Copy out each line containing "right" from the entries below.

▶

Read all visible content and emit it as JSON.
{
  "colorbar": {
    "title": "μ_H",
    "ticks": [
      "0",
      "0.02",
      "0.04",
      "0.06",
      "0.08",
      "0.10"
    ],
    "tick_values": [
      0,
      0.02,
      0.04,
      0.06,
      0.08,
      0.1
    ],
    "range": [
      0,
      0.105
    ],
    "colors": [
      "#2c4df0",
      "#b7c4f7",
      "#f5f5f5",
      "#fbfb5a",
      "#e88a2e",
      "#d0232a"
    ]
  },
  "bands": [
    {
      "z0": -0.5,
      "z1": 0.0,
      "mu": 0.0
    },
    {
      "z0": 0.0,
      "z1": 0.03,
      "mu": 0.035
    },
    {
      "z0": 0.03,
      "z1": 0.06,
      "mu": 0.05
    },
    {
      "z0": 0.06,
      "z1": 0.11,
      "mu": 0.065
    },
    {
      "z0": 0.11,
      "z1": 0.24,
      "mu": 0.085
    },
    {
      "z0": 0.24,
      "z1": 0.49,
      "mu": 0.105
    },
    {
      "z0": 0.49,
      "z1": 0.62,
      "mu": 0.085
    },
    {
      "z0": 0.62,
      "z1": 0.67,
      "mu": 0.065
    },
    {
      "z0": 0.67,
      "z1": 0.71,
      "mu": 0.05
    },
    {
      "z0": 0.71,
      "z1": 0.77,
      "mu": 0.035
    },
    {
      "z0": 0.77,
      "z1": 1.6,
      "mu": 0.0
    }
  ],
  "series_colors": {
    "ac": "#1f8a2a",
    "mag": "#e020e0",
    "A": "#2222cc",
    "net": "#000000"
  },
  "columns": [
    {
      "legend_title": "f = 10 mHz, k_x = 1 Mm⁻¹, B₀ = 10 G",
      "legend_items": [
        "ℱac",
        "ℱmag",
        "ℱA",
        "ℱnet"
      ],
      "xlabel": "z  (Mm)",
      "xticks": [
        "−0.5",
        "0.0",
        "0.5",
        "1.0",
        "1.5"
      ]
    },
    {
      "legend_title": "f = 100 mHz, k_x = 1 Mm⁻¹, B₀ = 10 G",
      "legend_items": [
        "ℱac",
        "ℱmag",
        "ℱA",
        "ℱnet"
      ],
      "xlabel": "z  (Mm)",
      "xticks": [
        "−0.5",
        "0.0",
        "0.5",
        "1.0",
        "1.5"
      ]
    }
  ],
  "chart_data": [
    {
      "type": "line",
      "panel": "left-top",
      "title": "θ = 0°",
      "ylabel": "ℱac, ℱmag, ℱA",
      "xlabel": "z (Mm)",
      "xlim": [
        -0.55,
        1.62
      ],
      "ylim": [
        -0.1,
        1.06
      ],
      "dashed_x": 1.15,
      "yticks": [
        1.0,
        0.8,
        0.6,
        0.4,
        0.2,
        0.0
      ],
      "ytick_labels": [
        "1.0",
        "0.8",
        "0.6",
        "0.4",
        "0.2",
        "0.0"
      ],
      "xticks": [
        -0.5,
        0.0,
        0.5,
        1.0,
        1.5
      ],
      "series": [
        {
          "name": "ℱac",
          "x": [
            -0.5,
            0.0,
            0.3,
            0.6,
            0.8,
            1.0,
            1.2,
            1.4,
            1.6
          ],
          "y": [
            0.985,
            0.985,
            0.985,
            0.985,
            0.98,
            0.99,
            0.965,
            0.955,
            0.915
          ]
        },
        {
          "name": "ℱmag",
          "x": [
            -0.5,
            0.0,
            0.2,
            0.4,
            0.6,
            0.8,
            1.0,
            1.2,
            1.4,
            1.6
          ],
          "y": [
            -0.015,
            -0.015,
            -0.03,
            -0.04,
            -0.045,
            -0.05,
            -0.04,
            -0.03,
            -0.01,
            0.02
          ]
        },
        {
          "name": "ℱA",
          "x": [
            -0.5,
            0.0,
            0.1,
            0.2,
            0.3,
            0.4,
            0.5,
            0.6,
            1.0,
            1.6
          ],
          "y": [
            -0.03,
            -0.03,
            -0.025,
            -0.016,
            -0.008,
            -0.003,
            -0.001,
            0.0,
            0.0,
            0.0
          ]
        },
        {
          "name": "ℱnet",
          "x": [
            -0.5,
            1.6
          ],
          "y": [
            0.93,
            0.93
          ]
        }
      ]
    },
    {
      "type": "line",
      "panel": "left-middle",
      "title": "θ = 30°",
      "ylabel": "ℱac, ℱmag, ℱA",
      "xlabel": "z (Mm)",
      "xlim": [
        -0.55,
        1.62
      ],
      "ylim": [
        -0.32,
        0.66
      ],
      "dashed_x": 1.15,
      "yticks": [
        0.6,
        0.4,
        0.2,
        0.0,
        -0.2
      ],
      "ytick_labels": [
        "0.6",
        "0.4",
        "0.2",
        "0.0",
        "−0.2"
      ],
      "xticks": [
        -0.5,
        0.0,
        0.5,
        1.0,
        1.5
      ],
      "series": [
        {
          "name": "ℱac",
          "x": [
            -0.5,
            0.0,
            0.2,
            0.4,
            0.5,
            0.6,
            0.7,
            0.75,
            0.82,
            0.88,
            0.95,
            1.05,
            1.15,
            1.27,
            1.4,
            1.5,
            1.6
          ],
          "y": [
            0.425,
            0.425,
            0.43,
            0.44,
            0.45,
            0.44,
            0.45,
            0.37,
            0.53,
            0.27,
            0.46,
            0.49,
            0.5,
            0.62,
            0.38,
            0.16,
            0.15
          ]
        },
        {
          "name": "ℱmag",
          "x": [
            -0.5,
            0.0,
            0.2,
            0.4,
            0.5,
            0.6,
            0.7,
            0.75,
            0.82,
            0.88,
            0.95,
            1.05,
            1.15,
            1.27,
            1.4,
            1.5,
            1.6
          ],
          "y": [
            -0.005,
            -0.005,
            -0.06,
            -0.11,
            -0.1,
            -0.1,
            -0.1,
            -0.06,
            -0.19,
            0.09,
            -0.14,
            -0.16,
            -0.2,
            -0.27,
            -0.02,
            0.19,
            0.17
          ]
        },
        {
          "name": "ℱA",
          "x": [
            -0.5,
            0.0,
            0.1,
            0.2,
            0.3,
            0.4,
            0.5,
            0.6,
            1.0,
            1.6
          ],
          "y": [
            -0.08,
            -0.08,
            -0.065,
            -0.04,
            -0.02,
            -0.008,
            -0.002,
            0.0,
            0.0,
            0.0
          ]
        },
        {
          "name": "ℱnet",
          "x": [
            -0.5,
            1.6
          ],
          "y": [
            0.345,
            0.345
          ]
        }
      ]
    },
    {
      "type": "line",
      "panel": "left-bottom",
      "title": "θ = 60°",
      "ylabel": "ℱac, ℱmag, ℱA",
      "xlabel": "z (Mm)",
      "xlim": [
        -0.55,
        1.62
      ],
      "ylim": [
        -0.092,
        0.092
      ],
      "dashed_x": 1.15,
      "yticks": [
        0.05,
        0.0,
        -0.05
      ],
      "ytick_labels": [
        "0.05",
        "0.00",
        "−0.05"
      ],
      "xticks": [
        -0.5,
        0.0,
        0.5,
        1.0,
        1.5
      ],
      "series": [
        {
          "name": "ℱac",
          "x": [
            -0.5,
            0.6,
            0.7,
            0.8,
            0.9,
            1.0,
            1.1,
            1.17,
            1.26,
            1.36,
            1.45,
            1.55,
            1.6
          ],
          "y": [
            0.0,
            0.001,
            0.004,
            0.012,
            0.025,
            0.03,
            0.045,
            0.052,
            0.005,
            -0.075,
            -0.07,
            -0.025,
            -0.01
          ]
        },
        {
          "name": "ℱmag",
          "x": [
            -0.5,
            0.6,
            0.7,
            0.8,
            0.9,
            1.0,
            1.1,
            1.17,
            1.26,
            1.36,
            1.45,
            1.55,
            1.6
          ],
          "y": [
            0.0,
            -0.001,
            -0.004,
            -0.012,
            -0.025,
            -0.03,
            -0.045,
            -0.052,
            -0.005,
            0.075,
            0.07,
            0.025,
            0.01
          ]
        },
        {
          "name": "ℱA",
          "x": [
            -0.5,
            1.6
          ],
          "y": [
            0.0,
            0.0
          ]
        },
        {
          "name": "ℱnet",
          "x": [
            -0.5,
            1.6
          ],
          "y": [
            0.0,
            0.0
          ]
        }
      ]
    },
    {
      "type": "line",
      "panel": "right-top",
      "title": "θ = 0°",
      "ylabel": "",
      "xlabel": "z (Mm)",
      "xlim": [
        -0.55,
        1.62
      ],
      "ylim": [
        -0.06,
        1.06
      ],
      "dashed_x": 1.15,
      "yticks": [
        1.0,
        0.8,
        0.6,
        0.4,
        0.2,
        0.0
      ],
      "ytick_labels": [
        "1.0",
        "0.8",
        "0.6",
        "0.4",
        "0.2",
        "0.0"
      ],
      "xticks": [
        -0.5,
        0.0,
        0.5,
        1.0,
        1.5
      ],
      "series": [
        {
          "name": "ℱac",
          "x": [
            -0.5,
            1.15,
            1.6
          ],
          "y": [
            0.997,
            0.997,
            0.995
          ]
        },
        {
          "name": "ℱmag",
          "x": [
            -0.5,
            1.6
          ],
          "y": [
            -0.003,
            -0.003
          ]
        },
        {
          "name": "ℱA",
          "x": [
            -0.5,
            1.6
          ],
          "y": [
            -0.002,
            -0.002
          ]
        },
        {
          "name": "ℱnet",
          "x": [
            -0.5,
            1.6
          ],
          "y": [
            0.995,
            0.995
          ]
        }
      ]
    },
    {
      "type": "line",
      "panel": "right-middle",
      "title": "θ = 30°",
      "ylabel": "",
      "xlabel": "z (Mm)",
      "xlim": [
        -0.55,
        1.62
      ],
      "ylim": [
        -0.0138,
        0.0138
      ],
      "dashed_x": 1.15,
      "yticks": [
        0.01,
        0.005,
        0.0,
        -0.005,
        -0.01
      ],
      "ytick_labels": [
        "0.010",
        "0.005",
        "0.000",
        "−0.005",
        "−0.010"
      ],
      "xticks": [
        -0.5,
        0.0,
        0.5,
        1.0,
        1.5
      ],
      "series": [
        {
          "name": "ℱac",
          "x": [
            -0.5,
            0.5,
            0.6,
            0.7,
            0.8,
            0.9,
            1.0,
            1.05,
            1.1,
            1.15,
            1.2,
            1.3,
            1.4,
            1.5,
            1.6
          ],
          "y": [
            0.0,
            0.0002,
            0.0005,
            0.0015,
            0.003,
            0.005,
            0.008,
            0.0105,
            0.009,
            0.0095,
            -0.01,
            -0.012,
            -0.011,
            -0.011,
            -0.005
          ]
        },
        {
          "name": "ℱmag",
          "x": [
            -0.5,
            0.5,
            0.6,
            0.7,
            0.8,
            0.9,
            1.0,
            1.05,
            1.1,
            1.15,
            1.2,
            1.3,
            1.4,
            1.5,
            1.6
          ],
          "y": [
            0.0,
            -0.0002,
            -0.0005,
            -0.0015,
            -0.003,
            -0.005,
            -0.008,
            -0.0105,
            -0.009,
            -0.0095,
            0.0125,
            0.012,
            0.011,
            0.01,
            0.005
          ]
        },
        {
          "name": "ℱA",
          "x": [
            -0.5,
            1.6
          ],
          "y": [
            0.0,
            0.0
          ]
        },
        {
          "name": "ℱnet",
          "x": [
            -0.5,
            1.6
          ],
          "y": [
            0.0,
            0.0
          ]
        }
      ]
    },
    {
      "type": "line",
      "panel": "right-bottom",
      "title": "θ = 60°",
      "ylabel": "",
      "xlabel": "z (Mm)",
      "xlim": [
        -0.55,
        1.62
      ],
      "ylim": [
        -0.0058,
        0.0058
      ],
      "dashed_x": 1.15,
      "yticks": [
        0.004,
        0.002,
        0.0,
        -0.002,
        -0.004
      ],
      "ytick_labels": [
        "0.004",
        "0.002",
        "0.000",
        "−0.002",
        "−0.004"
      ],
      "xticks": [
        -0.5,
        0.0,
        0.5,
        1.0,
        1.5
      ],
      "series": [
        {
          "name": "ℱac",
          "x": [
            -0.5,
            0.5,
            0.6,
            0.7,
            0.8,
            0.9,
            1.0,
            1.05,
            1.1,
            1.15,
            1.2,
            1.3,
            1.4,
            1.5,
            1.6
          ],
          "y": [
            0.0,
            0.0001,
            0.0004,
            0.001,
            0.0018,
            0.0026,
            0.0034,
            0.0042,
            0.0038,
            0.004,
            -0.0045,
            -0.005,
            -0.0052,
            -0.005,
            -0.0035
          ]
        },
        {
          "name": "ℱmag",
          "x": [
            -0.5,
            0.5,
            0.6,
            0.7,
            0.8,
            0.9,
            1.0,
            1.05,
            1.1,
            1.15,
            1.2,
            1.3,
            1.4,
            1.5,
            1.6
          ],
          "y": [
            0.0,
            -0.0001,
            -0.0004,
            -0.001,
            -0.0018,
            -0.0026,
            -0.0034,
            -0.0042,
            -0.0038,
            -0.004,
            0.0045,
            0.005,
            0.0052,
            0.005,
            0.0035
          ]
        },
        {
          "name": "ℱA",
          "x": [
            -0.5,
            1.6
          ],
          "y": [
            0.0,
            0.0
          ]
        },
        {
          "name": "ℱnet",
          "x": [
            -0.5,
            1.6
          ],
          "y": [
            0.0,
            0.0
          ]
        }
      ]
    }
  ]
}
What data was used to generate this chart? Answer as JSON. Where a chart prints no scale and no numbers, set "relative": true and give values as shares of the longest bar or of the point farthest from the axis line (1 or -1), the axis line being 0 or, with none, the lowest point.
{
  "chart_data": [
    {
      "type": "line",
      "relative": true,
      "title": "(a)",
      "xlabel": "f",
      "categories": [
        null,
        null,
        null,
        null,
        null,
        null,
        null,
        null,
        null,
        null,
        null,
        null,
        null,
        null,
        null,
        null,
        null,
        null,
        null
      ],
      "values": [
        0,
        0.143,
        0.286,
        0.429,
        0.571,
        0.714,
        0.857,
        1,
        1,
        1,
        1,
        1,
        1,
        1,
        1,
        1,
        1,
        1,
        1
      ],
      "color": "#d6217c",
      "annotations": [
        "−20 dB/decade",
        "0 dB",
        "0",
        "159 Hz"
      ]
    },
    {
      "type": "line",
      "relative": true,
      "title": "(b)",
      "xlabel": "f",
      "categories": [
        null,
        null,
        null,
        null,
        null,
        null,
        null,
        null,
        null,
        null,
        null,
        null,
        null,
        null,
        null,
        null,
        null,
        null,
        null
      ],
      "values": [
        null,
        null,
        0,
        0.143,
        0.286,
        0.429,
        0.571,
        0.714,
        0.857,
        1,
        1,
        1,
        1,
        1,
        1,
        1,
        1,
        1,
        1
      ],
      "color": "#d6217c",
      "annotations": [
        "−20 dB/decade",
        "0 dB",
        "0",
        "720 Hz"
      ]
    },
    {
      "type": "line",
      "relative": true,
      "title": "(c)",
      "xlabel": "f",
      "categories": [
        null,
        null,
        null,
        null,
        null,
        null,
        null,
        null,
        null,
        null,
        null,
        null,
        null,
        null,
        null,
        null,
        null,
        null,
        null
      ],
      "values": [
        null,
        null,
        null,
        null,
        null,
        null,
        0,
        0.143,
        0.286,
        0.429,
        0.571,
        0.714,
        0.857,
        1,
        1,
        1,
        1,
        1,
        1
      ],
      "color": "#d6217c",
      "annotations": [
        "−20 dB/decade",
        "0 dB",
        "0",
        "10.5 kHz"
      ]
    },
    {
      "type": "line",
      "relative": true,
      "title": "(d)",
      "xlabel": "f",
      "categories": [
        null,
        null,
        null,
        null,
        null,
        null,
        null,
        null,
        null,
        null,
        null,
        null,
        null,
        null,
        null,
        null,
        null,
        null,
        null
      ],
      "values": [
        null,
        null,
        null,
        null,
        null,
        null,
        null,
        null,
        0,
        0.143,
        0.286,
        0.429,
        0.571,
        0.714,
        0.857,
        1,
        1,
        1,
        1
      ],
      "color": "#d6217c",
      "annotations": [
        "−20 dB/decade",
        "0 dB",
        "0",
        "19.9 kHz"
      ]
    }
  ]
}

◀

- _FINISHED TASK_
      "panel": "right-top",
      "panel": "right-middle",
      "panel": "right-bottom",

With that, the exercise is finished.